● Excerpt:
====================

From b81191bc8125b702cd504861e7e26fd890f80712 Mon Sep 17 00:00:00 2001
From: Feng Liu <fengliuai@google.com>
Date: Mon, 30 Sep 2019 16:17:57 -0700
Subject: [PATCH] Propagate the sign of the inference type into the
 quantization passes

The FakeQuant* ops in the inference graph don't have "sign" information and
"unsigned" is used during the legalization to convert these FakeQuant* ops to
quantized types. The quantization passes need to generate ops for the target
inference type and its sign, so if the inference type is signed, all the
unsigned quantized types need to be converted to the signed ones.  A rewrite
pattern is added for this purpose.

PiperOrigin-RevId: 272089485
---
 tensorflow/compiler/mlir/lite/BUILD           |  1 +
 .../lite/python/graphdef_to_tfl_flatbuffer.cc |  2 +
 .../lite/quantization/quantization_config.cc  | 23 +-------
 .../lite/quantization/quantization_config.h   | 35 ++++++++---
 .../lite/quantization/quantization_utils.h    | 58 ++++++++++++++++++-
 .../end2end/fake_quant_per_channel.pbtxt      | 32 +++++-----
 .../lite/tests/prepare-quantize-signed.mlir   | 34 +++++++++++
 .../mlir/lite/transforms/legalize_patterns.td |  2 +-
 .../mlir/lite/transforms/prepare_quantize.cc  | 46 +++++++++++----
 .../mlir/lite/transforms/prepare_tf.cc        |  5 +-
 10 files changed, 180 insertions(+), 58 deletions(-)

====================

● Extracted data:
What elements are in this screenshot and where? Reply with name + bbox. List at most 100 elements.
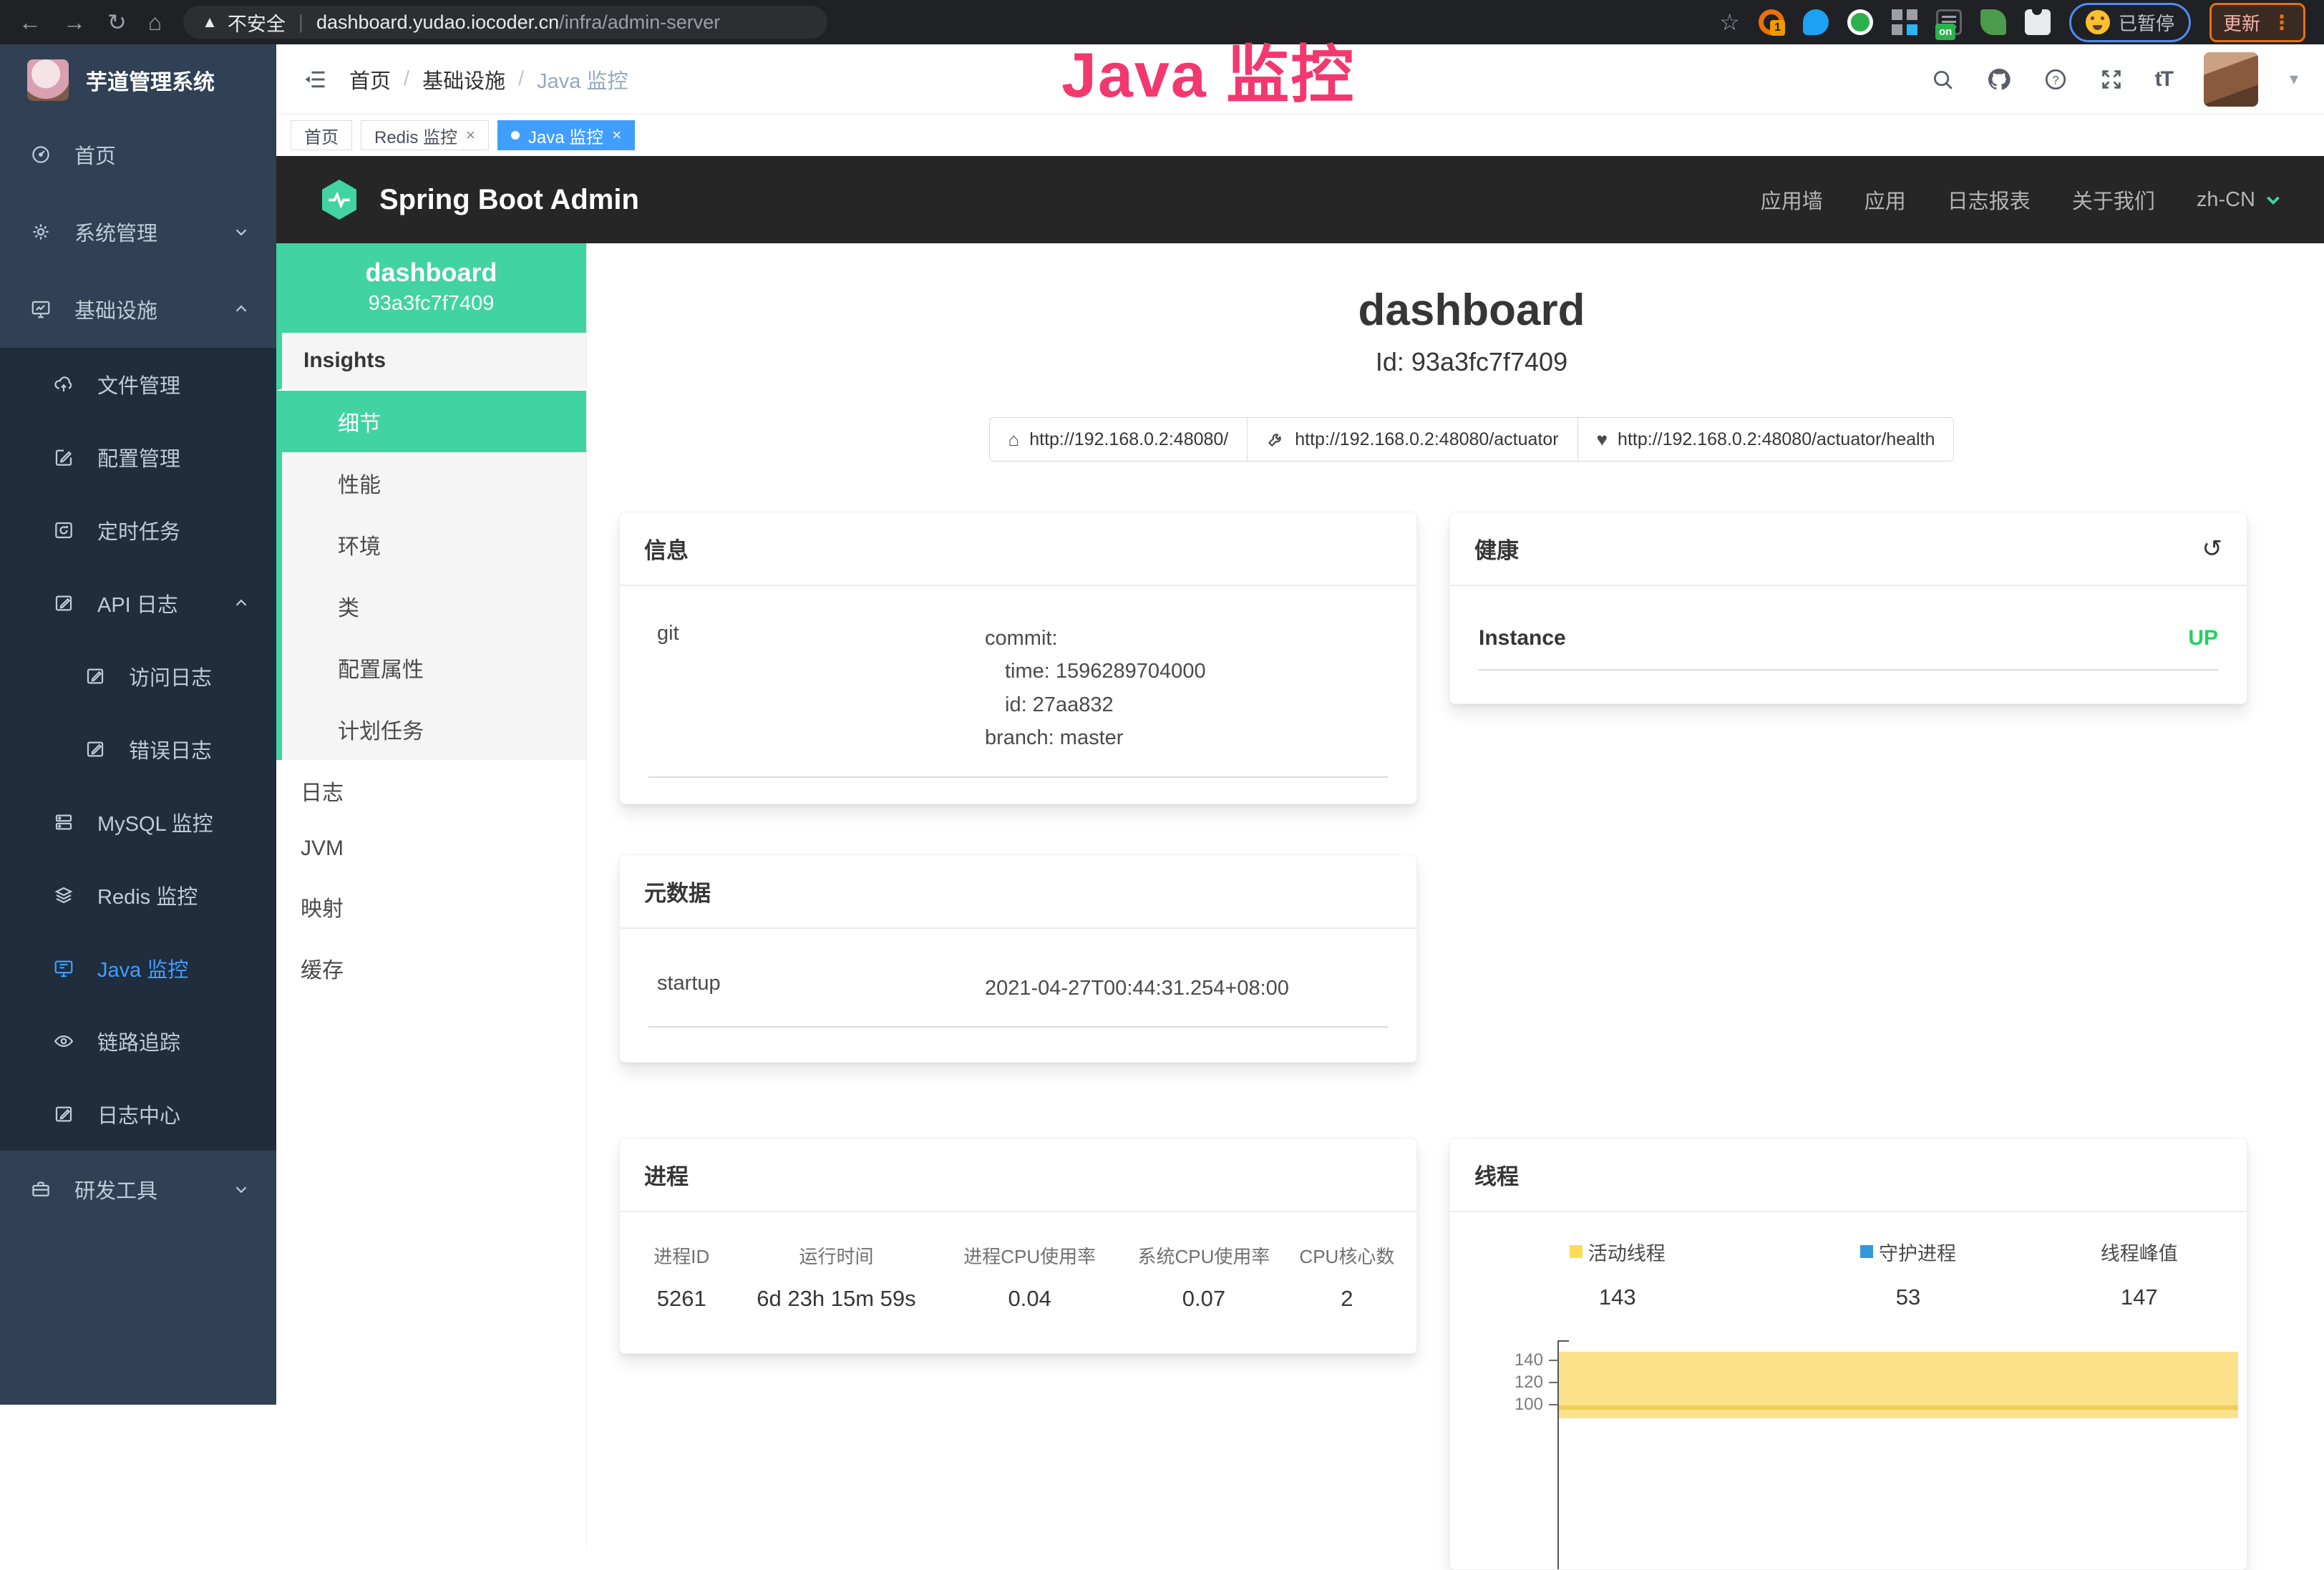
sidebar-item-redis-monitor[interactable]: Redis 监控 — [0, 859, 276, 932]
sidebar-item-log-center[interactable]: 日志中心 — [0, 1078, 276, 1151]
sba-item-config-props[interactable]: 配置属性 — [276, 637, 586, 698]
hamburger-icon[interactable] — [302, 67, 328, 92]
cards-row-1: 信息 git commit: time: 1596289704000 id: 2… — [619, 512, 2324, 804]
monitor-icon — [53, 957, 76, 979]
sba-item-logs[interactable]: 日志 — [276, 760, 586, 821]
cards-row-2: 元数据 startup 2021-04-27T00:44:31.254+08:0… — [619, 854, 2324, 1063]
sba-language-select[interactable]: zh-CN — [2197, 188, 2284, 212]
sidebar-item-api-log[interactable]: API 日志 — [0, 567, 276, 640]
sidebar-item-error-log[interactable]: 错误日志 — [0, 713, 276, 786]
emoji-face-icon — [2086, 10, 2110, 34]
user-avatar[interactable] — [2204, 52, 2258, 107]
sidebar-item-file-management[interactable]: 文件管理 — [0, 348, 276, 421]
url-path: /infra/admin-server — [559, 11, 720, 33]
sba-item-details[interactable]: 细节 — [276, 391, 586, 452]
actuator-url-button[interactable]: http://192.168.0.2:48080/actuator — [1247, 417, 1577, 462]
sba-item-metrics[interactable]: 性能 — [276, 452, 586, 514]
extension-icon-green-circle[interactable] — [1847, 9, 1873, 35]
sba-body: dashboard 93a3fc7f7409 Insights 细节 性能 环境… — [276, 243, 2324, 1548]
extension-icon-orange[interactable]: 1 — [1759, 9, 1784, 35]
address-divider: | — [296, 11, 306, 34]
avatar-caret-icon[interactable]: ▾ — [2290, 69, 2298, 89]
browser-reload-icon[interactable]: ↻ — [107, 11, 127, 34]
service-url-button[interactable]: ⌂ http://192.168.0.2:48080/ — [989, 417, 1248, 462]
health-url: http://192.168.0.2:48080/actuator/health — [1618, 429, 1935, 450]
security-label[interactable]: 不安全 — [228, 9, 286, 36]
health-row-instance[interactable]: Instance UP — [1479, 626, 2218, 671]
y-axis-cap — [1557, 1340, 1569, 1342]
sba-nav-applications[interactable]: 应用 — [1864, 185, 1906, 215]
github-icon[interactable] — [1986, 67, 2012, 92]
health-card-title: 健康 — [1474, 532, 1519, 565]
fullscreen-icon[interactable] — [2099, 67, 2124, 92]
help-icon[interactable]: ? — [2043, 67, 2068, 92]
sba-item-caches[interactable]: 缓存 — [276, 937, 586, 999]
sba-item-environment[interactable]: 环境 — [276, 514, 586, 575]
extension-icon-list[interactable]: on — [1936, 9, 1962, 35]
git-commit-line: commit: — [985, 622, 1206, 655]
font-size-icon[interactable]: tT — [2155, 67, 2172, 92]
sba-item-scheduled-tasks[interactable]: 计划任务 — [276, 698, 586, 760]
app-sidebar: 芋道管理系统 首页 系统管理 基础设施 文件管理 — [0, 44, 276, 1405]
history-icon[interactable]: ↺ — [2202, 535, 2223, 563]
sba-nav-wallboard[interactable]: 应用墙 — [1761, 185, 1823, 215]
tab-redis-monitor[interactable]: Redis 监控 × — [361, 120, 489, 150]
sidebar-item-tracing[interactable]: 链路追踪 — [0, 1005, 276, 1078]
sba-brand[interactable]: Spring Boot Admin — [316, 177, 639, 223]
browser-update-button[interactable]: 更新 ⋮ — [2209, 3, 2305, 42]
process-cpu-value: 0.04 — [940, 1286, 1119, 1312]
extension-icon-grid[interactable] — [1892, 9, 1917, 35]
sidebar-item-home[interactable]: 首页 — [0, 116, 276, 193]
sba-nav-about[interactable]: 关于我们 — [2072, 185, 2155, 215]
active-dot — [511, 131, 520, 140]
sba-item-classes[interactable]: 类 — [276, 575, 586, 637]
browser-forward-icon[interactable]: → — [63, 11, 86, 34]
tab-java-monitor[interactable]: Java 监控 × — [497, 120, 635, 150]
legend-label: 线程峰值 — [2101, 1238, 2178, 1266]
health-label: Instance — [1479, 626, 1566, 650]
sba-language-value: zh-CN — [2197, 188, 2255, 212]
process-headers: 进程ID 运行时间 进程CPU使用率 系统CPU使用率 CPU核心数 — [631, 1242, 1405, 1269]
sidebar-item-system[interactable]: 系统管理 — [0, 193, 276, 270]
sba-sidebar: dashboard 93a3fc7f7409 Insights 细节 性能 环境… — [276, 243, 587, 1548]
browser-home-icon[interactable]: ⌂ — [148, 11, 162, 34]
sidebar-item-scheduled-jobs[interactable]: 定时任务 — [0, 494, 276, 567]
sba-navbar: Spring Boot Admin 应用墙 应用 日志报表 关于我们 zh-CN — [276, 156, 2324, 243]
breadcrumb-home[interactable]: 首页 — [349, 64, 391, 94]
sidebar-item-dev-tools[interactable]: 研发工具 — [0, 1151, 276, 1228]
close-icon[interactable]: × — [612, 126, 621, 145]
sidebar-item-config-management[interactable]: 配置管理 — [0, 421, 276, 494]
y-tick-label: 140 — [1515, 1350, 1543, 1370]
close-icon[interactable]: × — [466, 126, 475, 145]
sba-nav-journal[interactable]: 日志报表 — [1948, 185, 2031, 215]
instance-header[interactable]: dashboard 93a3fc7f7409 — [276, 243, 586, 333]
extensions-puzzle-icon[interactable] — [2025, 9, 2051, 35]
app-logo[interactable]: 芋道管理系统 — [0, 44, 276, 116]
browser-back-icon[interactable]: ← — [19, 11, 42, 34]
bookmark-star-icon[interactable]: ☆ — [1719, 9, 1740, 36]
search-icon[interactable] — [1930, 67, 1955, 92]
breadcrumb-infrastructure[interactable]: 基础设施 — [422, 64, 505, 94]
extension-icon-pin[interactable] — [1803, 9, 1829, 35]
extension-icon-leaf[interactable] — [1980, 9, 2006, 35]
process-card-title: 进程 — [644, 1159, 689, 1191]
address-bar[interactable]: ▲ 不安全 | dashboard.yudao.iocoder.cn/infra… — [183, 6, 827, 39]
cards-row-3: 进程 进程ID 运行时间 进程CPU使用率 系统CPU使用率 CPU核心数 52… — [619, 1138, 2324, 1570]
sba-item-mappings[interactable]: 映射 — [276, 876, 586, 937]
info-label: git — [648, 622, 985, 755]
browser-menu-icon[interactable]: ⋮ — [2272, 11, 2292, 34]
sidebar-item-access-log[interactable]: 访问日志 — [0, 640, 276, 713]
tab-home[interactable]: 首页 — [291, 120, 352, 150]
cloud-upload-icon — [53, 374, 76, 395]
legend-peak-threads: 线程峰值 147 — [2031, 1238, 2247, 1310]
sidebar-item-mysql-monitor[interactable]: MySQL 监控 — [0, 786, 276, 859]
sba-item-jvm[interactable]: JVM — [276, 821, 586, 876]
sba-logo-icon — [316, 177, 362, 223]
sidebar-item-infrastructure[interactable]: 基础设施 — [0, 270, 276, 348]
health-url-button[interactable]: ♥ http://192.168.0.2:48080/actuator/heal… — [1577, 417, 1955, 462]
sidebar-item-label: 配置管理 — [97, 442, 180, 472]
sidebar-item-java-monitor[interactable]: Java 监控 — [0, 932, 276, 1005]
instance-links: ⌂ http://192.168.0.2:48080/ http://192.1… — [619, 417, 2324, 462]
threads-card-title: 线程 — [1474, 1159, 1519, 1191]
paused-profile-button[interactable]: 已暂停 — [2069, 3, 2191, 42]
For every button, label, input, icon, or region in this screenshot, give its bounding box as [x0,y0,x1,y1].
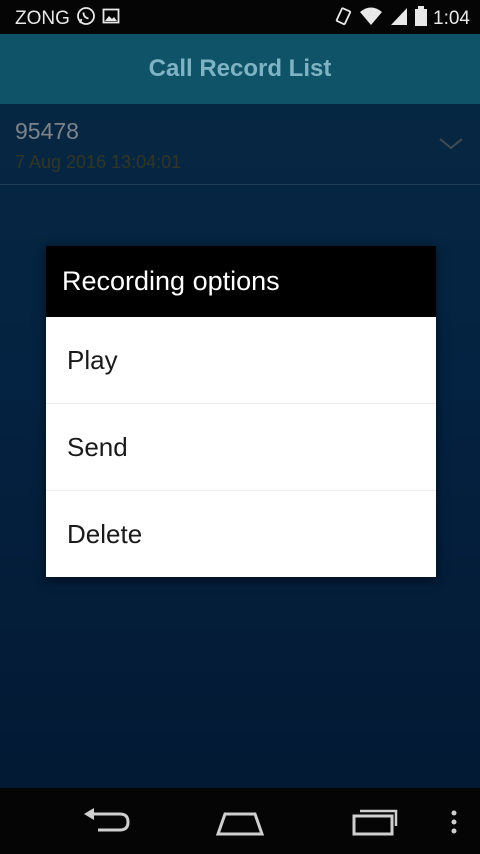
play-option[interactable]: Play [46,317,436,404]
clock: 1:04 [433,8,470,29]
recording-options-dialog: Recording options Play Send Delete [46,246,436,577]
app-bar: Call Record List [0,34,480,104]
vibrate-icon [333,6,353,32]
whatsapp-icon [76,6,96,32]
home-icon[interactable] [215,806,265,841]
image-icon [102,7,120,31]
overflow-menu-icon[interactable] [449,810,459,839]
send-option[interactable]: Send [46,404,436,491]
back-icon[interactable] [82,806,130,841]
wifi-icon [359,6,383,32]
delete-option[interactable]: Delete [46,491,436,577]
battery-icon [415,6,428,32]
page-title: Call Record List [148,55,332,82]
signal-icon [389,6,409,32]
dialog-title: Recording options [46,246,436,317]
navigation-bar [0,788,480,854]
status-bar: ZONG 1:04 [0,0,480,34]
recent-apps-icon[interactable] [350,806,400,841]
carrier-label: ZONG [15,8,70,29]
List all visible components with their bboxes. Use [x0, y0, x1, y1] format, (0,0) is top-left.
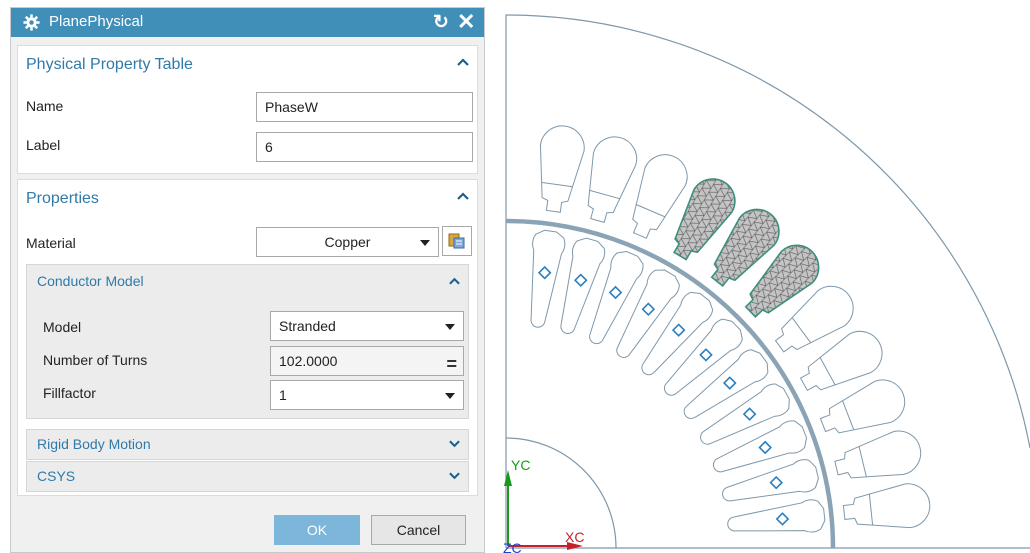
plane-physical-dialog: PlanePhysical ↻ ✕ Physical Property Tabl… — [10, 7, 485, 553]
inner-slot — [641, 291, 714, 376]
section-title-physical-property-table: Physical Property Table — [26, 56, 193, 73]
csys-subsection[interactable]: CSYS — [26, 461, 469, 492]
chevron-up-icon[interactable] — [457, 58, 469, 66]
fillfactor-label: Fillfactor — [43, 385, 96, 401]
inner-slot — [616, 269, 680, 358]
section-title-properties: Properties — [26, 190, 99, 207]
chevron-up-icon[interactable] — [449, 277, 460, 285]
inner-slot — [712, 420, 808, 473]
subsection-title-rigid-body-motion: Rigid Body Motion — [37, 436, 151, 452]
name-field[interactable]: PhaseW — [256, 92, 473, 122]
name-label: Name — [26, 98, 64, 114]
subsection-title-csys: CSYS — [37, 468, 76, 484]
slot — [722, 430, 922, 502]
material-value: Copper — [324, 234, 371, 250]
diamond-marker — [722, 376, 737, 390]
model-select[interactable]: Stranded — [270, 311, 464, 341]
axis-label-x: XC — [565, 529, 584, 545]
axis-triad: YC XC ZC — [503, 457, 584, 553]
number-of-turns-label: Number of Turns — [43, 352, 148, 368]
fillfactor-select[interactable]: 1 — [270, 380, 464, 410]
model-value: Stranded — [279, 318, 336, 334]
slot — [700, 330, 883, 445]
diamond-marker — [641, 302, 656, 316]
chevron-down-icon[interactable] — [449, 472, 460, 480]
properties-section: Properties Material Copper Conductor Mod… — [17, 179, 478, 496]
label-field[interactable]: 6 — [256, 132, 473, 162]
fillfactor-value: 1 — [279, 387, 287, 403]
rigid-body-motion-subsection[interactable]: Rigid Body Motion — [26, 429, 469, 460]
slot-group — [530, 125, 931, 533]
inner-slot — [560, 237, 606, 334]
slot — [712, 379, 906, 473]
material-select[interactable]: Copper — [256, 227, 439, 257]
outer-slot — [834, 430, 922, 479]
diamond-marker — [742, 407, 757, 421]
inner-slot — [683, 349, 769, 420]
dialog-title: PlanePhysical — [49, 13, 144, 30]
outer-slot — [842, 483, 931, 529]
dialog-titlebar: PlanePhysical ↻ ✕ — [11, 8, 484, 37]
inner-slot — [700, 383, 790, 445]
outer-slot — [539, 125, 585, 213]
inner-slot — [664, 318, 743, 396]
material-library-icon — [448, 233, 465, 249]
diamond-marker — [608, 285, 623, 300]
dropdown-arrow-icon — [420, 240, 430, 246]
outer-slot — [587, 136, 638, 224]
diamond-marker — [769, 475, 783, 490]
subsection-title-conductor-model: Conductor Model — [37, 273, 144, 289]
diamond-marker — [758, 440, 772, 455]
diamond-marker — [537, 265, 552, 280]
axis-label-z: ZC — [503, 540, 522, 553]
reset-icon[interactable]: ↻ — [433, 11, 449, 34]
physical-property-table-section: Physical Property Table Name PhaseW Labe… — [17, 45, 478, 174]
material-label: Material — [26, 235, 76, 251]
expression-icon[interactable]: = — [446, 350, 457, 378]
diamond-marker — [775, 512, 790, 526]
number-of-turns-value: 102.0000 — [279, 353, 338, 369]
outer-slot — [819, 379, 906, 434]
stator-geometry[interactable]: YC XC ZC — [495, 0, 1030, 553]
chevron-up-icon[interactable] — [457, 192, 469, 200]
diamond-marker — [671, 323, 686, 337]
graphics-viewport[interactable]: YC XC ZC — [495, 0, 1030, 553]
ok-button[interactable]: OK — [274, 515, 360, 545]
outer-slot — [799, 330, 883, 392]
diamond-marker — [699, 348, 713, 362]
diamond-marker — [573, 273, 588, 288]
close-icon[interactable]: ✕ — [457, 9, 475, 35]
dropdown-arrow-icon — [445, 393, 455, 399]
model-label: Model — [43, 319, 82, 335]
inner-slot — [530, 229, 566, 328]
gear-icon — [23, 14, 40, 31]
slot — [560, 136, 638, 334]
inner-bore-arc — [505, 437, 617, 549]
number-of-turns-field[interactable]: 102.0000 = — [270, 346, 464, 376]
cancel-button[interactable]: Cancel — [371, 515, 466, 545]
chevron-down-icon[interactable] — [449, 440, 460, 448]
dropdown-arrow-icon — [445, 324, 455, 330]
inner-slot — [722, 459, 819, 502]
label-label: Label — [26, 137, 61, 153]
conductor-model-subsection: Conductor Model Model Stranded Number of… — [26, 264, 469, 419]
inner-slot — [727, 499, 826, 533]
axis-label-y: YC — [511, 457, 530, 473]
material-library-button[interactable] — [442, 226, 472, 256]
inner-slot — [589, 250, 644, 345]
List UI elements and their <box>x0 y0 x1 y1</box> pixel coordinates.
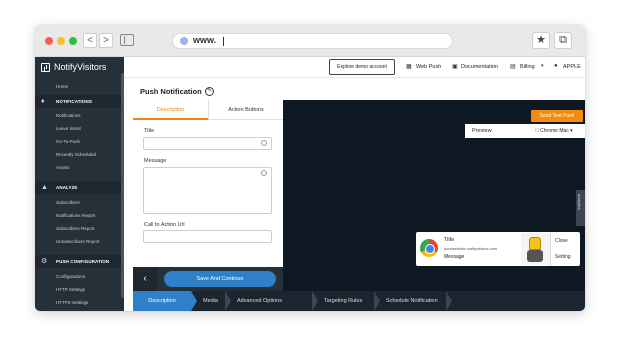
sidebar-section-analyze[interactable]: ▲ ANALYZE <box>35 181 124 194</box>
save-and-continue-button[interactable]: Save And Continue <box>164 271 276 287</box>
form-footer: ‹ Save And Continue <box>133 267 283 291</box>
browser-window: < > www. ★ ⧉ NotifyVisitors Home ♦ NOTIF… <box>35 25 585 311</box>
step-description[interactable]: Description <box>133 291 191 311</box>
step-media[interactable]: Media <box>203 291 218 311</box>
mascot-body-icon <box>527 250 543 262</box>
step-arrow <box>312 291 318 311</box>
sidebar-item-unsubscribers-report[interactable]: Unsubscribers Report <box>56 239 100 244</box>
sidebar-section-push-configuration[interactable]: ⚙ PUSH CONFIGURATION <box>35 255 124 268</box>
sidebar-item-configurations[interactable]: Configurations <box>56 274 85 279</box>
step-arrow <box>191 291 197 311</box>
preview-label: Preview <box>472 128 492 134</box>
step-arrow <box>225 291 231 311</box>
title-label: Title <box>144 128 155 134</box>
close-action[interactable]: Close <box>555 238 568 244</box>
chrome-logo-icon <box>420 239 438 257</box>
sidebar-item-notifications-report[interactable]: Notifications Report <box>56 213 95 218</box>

====================

● Written request: Duplicate, word for word, the part of the patch text that opens with the words containing "PiperOrigin-RevId: 272089485" and closes with "insertions(+), 58 deletions(-)".

● Task result:
PiperOrigin-RevId: 272089485
---
 tensorflow/compiler/mlir/lite/BUILD           |  1 +
 .../lite/python/graphdef_to_tfl_flatbuffer.cc |  2 +
 .../lite/quantization/quantization_config.cc  | 23 +-------
 .../lite/quantization/quantization_config.h   | 35 ++++++++---
 .../lite/quantization/quantization_utils.h    | 58 ++++++++++++++++++-
 .../end2end/fake_quant_per_channel.pbtxt      | 32 +++++-----
 .../lite/tests/prepare-quantize-signed.mlir   | 34 +++++++++++
 .../mlir/lite/transforms/legalize_patterns.td |  2 +-
 .../mlir/lite/transforms/prepare_quantize.cc  | 46 +++++++++++----
 .../mlir/lite/transforms/prepare_tf.cc        |  5 +-
 10 files changed, 180 insertions(+), 58 deletions(-)